# WHAT IS BEING ASKED:
Give the entries again, word for word.

# DATA SHOWN:
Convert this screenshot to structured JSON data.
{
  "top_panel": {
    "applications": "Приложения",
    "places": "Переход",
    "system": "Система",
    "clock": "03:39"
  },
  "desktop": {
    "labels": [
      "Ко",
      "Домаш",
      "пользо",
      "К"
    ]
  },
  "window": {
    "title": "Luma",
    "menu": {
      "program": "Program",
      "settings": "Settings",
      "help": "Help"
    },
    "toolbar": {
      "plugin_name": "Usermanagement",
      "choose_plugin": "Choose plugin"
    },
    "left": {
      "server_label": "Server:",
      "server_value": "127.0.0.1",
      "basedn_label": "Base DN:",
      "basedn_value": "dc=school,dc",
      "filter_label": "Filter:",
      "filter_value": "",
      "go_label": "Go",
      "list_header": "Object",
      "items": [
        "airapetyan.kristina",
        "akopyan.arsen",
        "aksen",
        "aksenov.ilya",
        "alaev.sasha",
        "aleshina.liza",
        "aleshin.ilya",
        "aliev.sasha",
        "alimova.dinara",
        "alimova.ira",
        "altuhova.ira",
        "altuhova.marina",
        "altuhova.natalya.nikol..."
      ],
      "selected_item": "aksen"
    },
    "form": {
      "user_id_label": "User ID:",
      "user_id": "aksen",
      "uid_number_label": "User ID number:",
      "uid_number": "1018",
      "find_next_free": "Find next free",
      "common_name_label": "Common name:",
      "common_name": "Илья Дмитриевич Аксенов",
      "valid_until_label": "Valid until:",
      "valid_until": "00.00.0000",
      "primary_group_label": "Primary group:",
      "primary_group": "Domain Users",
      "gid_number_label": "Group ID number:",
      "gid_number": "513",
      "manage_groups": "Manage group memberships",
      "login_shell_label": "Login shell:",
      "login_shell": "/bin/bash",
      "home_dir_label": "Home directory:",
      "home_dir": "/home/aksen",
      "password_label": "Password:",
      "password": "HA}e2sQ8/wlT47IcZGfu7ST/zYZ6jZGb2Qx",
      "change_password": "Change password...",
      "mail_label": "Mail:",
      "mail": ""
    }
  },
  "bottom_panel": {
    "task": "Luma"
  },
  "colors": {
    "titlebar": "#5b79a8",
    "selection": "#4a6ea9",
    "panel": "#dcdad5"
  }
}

# EXPECTED ANSWER:
Convert this screenshot to structured JSON data.
{
  "top_panel": {
    "applications": "Приложения",
    "places": "Переход",
    "system": "Система",
    "clock": "03:39"
  },
  "desktop": {
    "labels": [
      "Ко",
      "Домаш",
      "пользо",
      "К"
    ]
  },
  "window": {
    "title": "Luma",
    "menu": {
      "program": "Program",
      "settings": "Settings",
      "help": "Help"
    },
    "toolbar": {
      "plugin_name": "Usermanagement",
      "choose_plugin": "Choose plugin"
    },
    "left": {
      "server_label": "Server:",
      "server_value": "127.0.0.1",
      "basedn_label": "Base DN:",
      "basedn_value": "dc=school,dc",
      "filter_label": "Filter:",
      "filter_value": "",
      "go_label": "Go",
      "list_header": "Object",
      "items": [
        "airapetyan.kristina",
        "akopyan.arsen",
        "aksen",
        "aksenov.ilya",
        "alaev.sasha",
        "aleshina.liza",
        "aleshin.ilya",
        "aliev.sasha",
        "alimova.dinara",
        "alimova.ira",
        "altuhova.ira",
        "altuhova.marina",
        "altuhova.natalya.nikol..."
      ],
      "selected_item": "aksen"
    },
    "form": {
      "user_id_label": "User ID:",
      "user_id": "aksen",
      "uid_number_label": "User ID number:",
      "uid_number": "1018",
      "find_next_free": "Find next free",
      "common_name_label": "Common name:",
      "common_name": "Илья Дмитриевич Аксенов",
      "valid_until_label": "Valid until:",
      "valid_until": "00.00.0000",
      "primary_group_label": "Primary group:",
      "primary_group": "Domain Users",
      "gid_number_label": "Group ID number:",
      "gid_number": "513",
      "manage_groups": "Manage group memberships",
      "login_shell_label": "Login shell:",
      "login_shell": "/bin/bash",
      "home_dir_label": "Home directory:",
      "home_dir": "/home/aksen",
      "password_label": "Password:",
      "password": "HA}e2sQ8/wlT47IcZGfu7ST/zYZ6jZGb2Qx",
      "change_password": "Change password...",
      "mail_label": "Mail:",
      "mail": ""
    }
  },
  "bottom_panel": {
    "task": "Luma"
  },
  "colors": {
    "titlebar": "#5b79a8",
    "selection": "#4a6ea9",
    "panel": "#dcdad5"
  }
}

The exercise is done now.